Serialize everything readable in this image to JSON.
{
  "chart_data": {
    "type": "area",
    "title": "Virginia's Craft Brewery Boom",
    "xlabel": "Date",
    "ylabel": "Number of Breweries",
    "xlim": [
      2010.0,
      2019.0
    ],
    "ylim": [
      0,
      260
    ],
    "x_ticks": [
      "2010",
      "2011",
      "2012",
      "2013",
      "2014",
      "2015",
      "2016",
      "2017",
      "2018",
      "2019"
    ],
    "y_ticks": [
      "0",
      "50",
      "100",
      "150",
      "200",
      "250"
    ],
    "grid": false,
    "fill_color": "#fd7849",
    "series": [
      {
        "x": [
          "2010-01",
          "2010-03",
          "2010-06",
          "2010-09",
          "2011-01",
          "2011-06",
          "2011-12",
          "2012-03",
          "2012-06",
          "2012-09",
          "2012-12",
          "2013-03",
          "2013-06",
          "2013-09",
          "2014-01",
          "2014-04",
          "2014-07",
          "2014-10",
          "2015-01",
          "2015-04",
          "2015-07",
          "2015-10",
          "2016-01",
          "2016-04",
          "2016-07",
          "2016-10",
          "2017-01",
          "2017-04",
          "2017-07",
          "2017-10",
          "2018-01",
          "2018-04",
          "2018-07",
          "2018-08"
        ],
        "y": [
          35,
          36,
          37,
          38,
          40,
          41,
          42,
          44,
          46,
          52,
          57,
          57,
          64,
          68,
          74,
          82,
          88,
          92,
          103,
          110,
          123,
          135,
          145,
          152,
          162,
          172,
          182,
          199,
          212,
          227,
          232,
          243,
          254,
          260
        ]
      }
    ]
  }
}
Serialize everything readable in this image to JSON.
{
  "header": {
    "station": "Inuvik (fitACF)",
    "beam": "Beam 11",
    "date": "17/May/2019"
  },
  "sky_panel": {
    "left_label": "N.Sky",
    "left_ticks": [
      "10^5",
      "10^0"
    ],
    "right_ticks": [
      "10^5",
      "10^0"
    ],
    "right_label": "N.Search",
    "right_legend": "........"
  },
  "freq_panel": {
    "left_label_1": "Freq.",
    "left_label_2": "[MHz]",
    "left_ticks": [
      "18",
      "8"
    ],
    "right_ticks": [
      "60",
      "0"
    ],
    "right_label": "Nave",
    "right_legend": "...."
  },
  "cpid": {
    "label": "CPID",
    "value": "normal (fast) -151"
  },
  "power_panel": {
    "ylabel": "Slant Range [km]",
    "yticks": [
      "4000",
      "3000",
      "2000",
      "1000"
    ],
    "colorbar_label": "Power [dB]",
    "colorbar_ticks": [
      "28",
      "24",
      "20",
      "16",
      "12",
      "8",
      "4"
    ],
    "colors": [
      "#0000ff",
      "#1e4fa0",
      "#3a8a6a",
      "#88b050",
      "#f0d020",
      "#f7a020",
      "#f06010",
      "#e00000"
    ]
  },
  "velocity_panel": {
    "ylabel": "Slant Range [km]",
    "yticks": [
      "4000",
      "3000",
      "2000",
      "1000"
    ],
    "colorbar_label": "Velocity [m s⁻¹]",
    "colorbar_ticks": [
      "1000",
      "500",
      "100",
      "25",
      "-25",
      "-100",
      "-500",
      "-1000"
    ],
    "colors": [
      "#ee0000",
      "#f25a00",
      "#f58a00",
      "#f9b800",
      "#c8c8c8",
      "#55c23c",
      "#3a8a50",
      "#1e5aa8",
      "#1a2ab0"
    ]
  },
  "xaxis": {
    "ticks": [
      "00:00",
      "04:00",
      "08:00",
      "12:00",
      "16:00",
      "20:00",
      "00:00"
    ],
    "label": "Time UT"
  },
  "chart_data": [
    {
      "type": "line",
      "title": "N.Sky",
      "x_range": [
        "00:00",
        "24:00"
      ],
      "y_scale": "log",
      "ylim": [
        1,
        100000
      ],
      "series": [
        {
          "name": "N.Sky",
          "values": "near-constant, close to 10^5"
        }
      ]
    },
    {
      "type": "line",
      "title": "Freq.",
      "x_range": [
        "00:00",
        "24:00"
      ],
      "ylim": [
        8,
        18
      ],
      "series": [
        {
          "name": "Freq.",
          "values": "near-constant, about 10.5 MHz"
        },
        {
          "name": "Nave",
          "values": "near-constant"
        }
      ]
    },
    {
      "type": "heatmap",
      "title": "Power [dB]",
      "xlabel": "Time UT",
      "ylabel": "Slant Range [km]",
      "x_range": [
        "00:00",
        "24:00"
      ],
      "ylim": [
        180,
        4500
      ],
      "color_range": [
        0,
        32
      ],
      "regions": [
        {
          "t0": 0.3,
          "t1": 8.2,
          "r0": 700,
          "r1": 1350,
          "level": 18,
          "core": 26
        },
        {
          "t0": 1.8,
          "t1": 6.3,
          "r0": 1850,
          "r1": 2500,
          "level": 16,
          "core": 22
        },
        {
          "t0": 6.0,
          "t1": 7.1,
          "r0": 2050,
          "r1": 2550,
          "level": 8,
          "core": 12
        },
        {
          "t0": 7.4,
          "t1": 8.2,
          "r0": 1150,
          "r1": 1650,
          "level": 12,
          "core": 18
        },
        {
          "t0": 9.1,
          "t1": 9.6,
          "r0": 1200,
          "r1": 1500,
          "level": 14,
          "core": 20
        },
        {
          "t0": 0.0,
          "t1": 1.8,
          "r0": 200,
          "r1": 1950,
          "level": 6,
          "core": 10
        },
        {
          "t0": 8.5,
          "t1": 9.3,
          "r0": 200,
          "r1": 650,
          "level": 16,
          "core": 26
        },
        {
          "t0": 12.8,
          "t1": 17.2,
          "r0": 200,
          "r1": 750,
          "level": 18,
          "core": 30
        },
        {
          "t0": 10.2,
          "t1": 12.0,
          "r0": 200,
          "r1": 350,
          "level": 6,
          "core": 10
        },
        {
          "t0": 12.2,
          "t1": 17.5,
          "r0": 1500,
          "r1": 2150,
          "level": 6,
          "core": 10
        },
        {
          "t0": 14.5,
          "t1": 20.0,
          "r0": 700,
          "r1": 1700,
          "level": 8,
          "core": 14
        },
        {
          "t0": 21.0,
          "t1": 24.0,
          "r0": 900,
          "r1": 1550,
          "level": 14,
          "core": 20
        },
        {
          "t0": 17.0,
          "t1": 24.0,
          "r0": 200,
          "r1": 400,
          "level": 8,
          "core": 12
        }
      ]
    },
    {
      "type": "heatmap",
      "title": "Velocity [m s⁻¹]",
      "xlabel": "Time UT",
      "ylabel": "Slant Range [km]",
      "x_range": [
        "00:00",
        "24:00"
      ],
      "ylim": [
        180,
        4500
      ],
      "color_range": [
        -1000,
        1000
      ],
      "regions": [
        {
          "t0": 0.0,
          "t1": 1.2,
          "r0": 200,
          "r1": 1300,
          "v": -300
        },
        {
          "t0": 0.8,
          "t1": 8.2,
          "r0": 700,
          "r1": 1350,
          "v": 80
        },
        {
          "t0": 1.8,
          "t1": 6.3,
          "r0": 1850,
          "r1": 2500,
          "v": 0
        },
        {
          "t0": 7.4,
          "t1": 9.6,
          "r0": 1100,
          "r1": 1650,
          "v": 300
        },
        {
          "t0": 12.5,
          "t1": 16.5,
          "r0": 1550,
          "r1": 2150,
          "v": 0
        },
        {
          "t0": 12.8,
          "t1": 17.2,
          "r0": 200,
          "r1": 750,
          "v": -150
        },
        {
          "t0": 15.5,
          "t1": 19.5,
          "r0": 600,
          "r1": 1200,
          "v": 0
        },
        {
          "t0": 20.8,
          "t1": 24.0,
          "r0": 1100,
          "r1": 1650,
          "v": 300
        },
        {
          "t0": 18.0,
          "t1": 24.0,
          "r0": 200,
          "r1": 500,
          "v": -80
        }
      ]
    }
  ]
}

• _EXERCISE INSTRUCTIONS_: Each line must be given again exactly as written above.

• _RESULT_:
Serialize everything readable in this image to JSON.
{
  "chart_data": {
    "type": "area",
    "title": "Virginia's Craft Brewery Boom",
    "xlabel": "Date",
    "ylabel": "Number of Breweries",
    "xlim": [
      2010.0,
      2019.0
    ],
    "ylim": [
      0,
      260
    ],
    "x_ticks": [
      "2010",
      "2011",
      "2012",
      "2013",
      "2014",
      "2015",
      "2016",
      "2017",
      "2018",
      "2019"
    ],
    "y_ticks": [
      "0",
      "50",
      "100",
      "150",
      "200",
      "250"
    ],
    "grid": false,
    "fill_color": "#fd7849",
    "series": [
      {
        "x": [
          "2010-01",
          "2010-03",
          "2010-06",
          "2010-09",
          "2011-01",
          "2011-06",
          "2011-12",
          "2012-03",
          "2012-06",
          "2012-09",
          "2012-12",
          "2013-03",
          "2013-06",
          "2013-09",
          "2014-01",
          "2014-04",
          "2014-07",
          "2014-10",
          "2015-01",
          "2015-04",
          "2015-07",
          "2015-10",
          "2016-01",
          "2016-04",
          "2016-07",
          "2016-10",
          "2017-01",
          "2017-04",
          "2017-07",
          "2017-10",
          "2018-01",
          "2018-04",
          "2018-07",
          "2018-08"
        ],
        "y": [
          35,
          36,
          37,
          38,
          40,
          41,
          42,
          44,
          46,
          52,
          57,
          57,
          64,
          68,
          74,
          82,
          88,
          92,
          103,
          110,
          123,
          135,
          145,
          152,
          162,
          172,
          182,
          199,
          212,
          227,
          232,
          243,
          254,
          260
        ]
      }
    ]
  }
}
Serialize everything readable in this image to JSON.
{
  "header": {
    "station": "Inuvik (fitACF)",
    "beam": "Beam 11",
    "date": "17/May/2019"
  },
  "sky_panel": {
    "left_label": "N.Sky",
    "left_ticks": [
      "10^5",
      "10^0"
    ],
    "right_ticks": [
      "10^5",
      "10^0"
    ],
    "right_label": "N.Search",
    "right_legend": "........"
  },
  "freq_panel": {
    "left_label_1": "Freq.",
    "left_label_2": "[MHz]",
    "left_ticks": [
      "18",
      "8"
    ],
    "right_ticks": [
      "60",
      "0"
    ],
    "right_label": "Nave",
    "right_legend": "...."
  },
  "cpid": {
    "label": "CPID",
    "value": "normal (fast) -151"
  },
  "power_panel": {
    "ylabel": "Slant Range [km]",
    "yticks": [
      "4000",
      "3000",
      "2000",
      "1000"
    ],
    "colorbar_label": "Power [dB]",
    "colorbar_ticks": [
      "28",
      "24",
      "20",
      "16",
      "12",
      "8",
      "4"
    ],
    "colors": [
      "#0000ff",
      "#1e4fa0",
      "#3a8a6a",
      "#88b050",
      "#f0d020",
      "#f7a020",
      "#f06010",
      "#e00000"
    ]
  },
  "velocity_panel": {
    "ylabel": "Slant Range [km]",
    "yticks": [
      "4000",
      "3000",
      "2000",
      "1000"
    ],
    "colorbar_label": "Velocity [m s⁻¹]",
    "colorbar_ticks": [
      "1000",
      "500",
      "100",
      "25",
      "-25",
      "-100",
      "-500",
      "-1000"
    ],
    "colors": [
      "#ee0000",
      "#f25a00",
      "#f58a00",
      "#f9b800",
      "#c8c8c8",
      "#55c23c",
      "#3a8a50",
      "#1e5aa8",
      "#1a2ab0"
    ]
  },
  "xaxis": {
    "ticks": [
      "00:00",
      "04:00",
      "08:00",
      "12:00",
      "16:00",
      "20:00",
      "00:00"
    ],
    "label": "Time UT"
  },
  "chart_data": [
    {
      "type": "line",
      "title": "N.Sky",
      "x_range": [
        "00:00",
        "24:00"
      ],
      "y_scale": "log",
      "ylim": [
        1,
        100000
      ],
      "series": [
        {
          "name": "N.Sky",
          "values": "near-constant, close to 10^5"
        }
      ]
    },
    {
      "type": "line",
      "title": "Freq.",
      "x_range": [
        "00:00",
        "24:00"
      ],
      "ylim": [
        8,
        18
      ],
      "series": [
        {
          "name": "Freq.",
          "values": "near-constant, about 10.5 MHz"
        },
        {
          "name": "Nave",
          "values": "near-constant"
        }
      ]
    },
    {
      "type": "heatmap",
      "title": "Power [dB]",
      "xlabel": "Time UT",
      "ylabel": "Slant Range [km]",
      "x_range": [
        "00:00",
        "24:00"
      ],
      "ylim": [
        180,
        4500
      ],
      "color_range": [
        0,
        32
      ],
      "regions": [
        {
          "t0": 0.3,
          "t1": 8.2,
          "r0": 700,
          "r1": 1350,
          "level": 18,
          "core": 26
        },
        {
          "t0": 1.8,
          "t1": 6.3,
          "r0": 1850,
          "r1": 2500,
          "level": 16,
          "core": 22
        },
        {
          "t0": 6.0,
          "t1": 7.1,
          "r0": 2050,
          "r1": 2550,
          "level": 8,
          "core": 12
        },
        {
          "t0": 7.4,
          "t1": 8.2,
          "r0": 1150,
          "r1": 1650,
          "level": 12,
          "core": 18
        },
        {
          "t0": 9.1,
          "t1": 9.6,
          "r0": 1200,
          "r1": 1500,
          "level": 14,
          "core": 20
        },
        {
          "t0": 0.0,
          "t1": 1.8,
          "r0": 200,
          "r1": 1950,
          "level": 6,
          "core": 10
        },
        {
          "t0": 8.5,
          "t1": 9.3,
          "r0": 200,
          "r1": 650,
          "level": 16,
          "core": 26
        },
        {
          "t0": 12.8,
          "t1": 17.2,
          "r0": 200,
          "r1": 750,
          "level": 18,
          "core": 30
        },
        {
          "t0": 10.2,
          "t1": 12.0,
          "r0": 200,
          "r1": 350,
          "level": 6,
          "core": 10
        },
        {
          "t0": 12.2,
          "t1": 17.5,
          "r0": 1500,
          "r1": 2150,
          "level": 6,
          "core": 10
        },
        {
          "t0": 14.5,
          "t1": 20.0,
          "r0": 700,
          "r1": 1700,
          "level": 8,
          "core": 14
        },
        {
          "t0": 21.0,
          "t1": 24.0,
          "r0": 900,
          "r1": 1550,
          "level": 14,
          "core": 20
        },
        {
          "t0": 17.0,
          "t1": 24.0,
          "r0": 200,
          "r1": 400,
          "level": 8,
          "core": 12
        }
      ]
    },
    {
      "type": "heatmap",
      "title": "Velocity [m s⁻¹]",
      "xlabel": "Time UT",
      "ylabel": "Slant Range [km]",
      "x_range": [
        "00:00",
        "24:00"
      ],
      "ylim": [
        180,
        4500
      ],
      "color_range": [
        -1000,
        1000
      ],
      "regions": [
        {
          "t0": 0.0,
          "t1": 1.2,
          "r0": 200,
          "r1": 1300,
          "v": -300
        },
        {
          "t0": 0.8,
          "t1": 8.2,
          "r0": 700,
          "r1": 1350,
          "v": 80
        },
        {
          "t0": 1.8,
          "t1": 6.3,
          "r0": 1850,
          "r1": 2500,
          "v": 0
        },
        {
          "t0": 7.4,
          "t1": 9.6,
          "r0": 1100,
          "r1": 1650,
          "v": 300
        },
        {
          "t0": 12.5,
          "t1": 16.5,
          "r0": 1550,
          "r1": 2150,
          "v": 0
        },
        {
          "t0": 12.8,
          "t1": 17.2,
          "r0": 200,
          "r1": 750,
          "v": -150
        },
        {
          "t0": 15.5,
          "t1": 19.5,
          "r0": 600,
          "r1": 1200,
          "v": 0
        },
        {
          "t0": 20.8,
          "t1": 24.0,
          "r0": 1100,
          "r1": 1650,
          "v": 300
        },
        {
          "t0": 18.0,
          "t1": 24.0,
          "r0": 200,
          "r1": 500,
          "v": -80
        }
      ]
    }
  ]
}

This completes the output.